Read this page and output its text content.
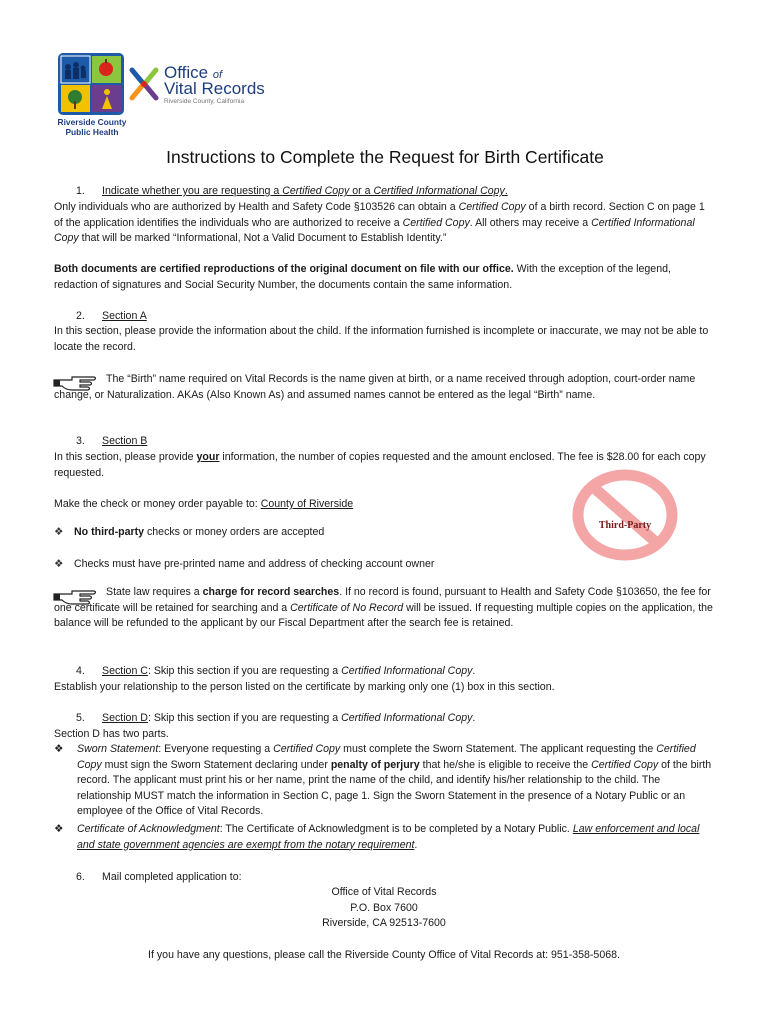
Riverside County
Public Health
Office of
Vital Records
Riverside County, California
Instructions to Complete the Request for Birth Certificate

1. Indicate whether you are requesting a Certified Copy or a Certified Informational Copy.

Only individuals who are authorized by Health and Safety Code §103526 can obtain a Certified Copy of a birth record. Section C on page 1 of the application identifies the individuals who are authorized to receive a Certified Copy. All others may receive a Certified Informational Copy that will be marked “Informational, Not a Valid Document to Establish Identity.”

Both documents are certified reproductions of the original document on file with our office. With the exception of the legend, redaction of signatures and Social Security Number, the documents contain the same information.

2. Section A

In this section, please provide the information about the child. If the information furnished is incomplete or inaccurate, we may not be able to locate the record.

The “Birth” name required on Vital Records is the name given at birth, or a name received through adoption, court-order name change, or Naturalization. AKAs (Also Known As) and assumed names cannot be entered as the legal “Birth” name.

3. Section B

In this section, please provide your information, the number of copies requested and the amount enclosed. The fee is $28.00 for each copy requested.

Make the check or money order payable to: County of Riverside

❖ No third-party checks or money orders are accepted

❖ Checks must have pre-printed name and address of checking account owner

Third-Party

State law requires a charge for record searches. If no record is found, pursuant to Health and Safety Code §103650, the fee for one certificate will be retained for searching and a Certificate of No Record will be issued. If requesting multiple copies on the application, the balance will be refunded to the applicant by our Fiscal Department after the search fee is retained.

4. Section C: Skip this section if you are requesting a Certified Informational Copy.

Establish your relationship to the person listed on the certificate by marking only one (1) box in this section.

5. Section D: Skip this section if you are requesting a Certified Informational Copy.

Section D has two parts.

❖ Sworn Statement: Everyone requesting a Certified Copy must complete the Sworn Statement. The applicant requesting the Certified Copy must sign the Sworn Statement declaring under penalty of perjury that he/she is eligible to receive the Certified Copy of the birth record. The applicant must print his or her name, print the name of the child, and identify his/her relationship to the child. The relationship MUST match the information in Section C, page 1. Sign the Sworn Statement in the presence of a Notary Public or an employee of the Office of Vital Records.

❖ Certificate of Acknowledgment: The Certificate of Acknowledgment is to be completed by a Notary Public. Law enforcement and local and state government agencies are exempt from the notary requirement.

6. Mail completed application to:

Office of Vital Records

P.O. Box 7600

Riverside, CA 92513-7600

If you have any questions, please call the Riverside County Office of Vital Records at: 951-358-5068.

_ _ _ _ _

Show, from the material above, each line that includes the string "Notary".

### Task result:
❖ Sworn Statement: Everyone requesting a Certified Copy must complete the Sworn Statement. The applicant requesting the Certified Copy must sign the Sworn Statement declaring under penalty of perjury that he/she is eligible to receive the Certified Copy of the birth record. The applicant must print his or her name, print the name of the child, and identify his/her relationship to the child. The relationship MUST match the information in Section C, page 1. Sign the Sworn Statement in the presence of a Notary Public or an employee of the Office of Vital Records.
❖ Certificate of Acknowledgment: The Certificate of Acknowledgment is to be completed by a Notary Public. Law enforcement and local and state government agencies are exempt from the notary requirement.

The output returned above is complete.